- Your task: Copy out all lines with the word "MORE" in them.

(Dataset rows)

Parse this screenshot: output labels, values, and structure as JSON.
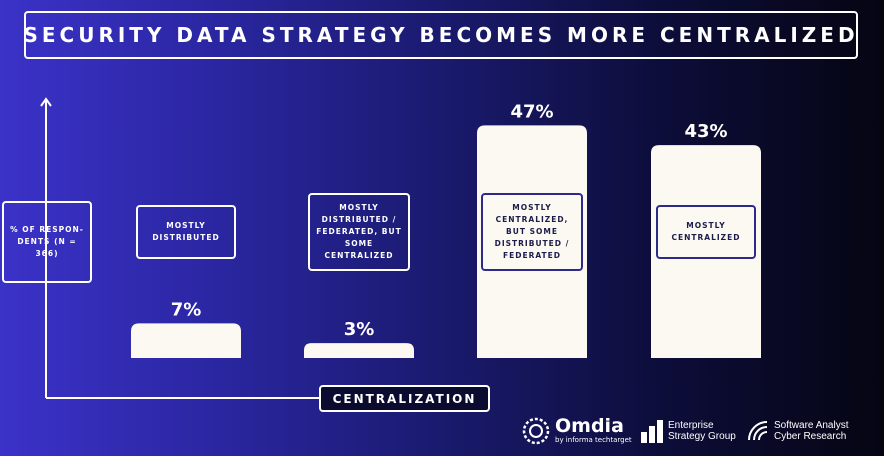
{
  "title": "SECURITY DATA STRATEGY BECOMES MORE CENTRALIZED",
  "y_axis_label": "% OF RESPON-DENTS (N = 366)",
  "x_axis_label": "CENTRALIZATION",
  "colors": {
    "bar": "#fbf9f1",
    "axis": "#ffffff",
    "box_border_on_light": "#2e2a8c"
  },
  "chart_data": {
    "type": "bar",
    "title": "SECURITY DATA STRATEGY BECOMES MORE CENTRALIZED",
    "xlabel": "CENTRALIZATION",
    "ylabel": "% OF RESPON-DENTS (N = 366)",
    "categories": [
      "MOSTLY DISTRIBUTED",
      "MOSTLY DISTRIBUTED / FEDERATED, BUT SOME CENTRALIZED",
      "MOSTLY CENTRALIZED, BUT SOME DISTRIBUTED / FEDERATED",
      "MOSTLY CENTRALIZED"
    ],
    "values": [
      7,
      3,
      47,
      43
    ],
    "value_labels": [
      "7%",
      "3%",
      "47%",
      "43%"
    ],
    "ylim": [
      0,
      50
    ],
    "grid": false,
    "legend": "none"
  },
  "logos": {
    "omdia": {
      "name": "Omdia",
      "sub": "by informa techtarget",
      "icon": "omdia-ring-icon"
    },
    "esg": {
      "line1": "Enterprise",
      "line2": "Strategy Group",
      "icon": "bar-stack-icon"
    },
    "sacr": {
      "line1": "Software Analyst",
      "line2": "Cyber Research",
      "icon": "wifi-arc-icon"
    }
  }
}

- Task answer:
  "title": "SECURITY DATA STRATEGY BECOMES MORE CENTRALIZED",
    "title": "SECURITY DATA STRATEGY BECOMES MORE CENTRALIZED",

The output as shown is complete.